> Extracted entries
■ ■ ■ ■ ■
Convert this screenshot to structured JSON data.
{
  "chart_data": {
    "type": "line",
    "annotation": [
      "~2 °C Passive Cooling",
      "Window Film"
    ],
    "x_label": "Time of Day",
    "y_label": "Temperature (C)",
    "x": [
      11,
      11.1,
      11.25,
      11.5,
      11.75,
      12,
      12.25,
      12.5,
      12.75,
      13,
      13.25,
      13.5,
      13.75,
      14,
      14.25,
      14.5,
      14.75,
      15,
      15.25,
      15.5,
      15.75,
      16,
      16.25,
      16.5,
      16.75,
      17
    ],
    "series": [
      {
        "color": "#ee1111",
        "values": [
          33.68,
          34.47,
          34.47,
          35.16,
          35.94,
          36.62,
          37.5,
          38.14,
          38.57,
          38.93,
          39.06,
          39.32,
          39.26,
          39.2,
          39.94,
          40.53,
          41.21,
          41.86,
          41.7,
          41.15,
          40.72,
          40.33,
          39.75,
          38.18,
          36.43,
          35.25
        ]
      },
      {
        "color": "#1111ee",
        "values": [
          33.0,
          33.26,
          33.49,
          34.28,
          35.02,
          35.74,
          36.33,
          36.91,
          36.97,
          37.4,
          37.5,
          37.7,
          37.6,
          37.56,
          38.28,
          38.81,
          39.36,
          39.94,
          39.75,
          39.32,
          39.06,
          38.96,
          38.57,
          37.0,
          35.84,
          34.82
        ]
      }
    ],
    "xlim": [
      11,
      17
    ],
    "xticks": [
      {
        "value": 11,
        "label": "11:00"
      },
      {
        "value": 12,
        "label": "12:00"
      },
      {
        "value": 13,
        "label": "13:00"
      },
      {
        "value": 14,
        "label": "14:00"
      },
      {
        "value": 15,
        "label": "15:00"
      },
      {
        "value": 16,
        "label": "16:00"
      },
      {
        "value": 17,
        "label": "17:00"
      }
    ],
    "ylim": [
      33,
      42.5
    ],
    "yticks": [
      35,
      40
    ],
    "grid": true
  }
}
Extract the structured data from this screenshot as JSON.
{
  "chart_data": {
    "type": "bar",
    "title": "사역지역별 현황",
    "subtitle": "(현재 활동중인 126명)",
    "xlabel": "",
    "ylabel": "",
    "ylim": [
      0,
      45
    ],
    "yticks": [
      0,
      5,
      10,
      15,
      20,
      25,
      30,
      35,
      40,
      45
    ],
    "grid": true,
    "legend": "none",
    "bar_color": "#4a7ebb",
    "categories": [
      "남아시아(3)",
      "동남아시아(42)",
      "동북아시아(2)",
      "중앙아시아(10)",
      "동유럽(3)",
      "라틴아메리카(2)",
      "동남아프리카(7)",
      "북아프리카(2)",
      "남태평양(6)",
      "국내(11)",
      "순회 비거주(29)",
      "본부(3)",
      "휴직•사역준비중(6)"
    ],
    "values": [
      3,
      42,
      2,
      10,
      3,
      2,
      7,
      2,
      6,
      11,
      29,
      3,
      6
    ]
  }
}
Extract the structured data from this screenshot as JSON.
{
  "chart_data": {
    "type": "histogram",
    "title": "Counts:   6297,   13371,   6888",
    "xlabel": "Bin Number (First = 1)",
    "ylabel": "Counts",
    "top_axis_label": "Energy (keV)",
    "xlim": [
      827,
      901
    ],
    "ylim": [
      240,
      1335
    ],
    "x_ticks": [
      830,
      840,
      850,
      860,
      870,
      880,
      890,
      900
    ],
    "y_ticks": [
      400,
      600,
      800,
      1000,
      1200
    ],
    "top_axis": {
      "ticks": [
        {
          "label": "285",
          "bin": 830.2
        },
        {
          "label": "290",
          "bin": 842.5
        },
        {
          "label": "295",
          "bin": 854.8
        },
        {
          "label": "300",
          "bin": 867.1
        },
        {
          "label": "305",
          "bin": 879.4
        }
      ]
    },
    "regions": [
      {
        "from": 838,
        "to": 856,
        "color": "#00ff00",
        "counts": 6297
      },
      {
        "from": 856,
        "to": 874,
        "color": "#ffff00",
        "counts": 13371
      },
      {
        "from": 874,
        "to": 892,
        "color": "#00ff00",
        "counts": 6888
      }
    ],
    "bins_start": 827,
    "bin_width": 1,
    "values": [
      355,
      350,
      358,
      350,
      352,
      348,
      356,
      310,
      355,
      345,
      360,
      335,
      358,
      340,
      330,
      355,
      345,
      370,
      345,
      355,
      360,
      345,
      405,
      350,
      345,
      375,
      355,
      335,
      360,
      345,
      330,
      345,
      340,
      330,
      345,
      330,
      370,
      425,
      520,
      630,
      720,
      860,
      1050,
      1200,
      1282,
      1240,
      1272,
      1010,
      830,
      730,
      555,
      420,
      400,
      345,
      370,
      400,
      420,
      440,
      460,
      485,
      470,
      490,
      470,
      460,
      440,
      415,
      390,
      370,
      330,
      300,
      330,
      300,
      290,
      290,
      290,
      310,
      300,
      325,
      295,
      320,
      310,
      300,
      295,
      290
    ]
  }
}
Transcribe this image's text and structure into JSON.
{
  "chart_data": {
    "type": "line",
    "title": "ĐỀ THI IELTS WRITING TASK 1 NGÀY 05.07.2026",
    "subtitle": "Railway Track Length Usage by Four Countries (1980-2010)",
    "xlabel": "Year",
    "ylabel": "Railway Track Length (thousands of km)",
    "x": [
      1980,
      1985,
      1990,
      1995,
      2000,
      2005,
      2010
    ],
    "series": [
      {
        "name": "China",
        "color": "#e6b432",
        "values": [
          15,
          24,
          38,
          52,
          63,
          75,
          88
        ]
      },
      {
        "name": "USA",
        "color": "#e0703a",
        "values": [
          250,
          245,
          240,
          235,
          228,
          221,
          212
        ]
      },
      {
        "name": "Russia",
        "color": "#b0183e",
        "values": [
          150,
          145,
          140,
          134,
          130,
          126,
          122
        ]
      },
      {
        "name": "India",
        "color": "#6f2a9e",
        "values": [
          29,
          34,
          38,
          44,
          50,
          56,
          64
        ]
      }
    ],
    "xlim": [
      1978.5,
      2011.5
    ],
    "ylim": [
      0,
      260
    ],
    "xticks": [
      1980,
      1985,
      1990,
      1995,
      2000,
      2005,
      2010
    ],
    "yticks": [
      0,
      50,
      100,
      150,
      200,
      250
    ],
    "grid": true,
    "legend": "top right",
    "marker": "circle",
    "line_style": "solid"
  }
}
■ ■ ■ ■ ■
> Exercise aim
Extract every line from the one containing "Transcribe this image's" to the end of the entries, including both of those lines, exactly as given and with nothing added.

> Solved exercise
Transcribe this image's text and structure into JSON.
{
  "chart_data": {
    "type": "line",
    "title": "ĐỀ THI IELTS WRITING TASK 1 NGÀY 05.07.2026",
    "subtitle": "Railway Track Length Usage by Four Countries (1980-2010)",
    "xlabel": "Year",
    "ylabel": "Railway Track Length (thousands of km)",
    "x": [
      1980,
      1985,
      1990,
      1995,
      2000,
      2005,
      2010
    ],
    "series": [
      {
        "name": "China",
        "color": "#e6b432",
        "values": [
          15,
          24,
          38,
          52,
          63,
          75,
          88
        ]
      },
      {
        "name": "USA",
        "color": "#e0703a",
        "values": [
          250,
          245,
          240,
          235,
          228,
          221,
          212
        ]
      },
      {
        "name": "Russia",
        "color": "#b0183e",
        "values": [
          150,
          145,
          140,
          134,
          130,
          126,
          122
        ]
      },
      {
        "name": "India",
        "color": "#6f2a9e",
        "values": [
          29,
          34,
          38,
          44,
          50,
          56,
          64
        ]
      }
    ],
    "xlim": [
      1978.5,
      2011.5
    ],
    "ylim": [
      0,
      260
    ],
    "xticks": [
      1980,
      1985,
      1990,
      1995,
      2000,
      2005,
      2010
    ],
    "yticks": [
      0,
      50,
      100,
      150,
      200,
      250
    ],
    "grid": true,
    "legend": "top right",
    "marker": "circle",
    "line_style": "solid"
  }
}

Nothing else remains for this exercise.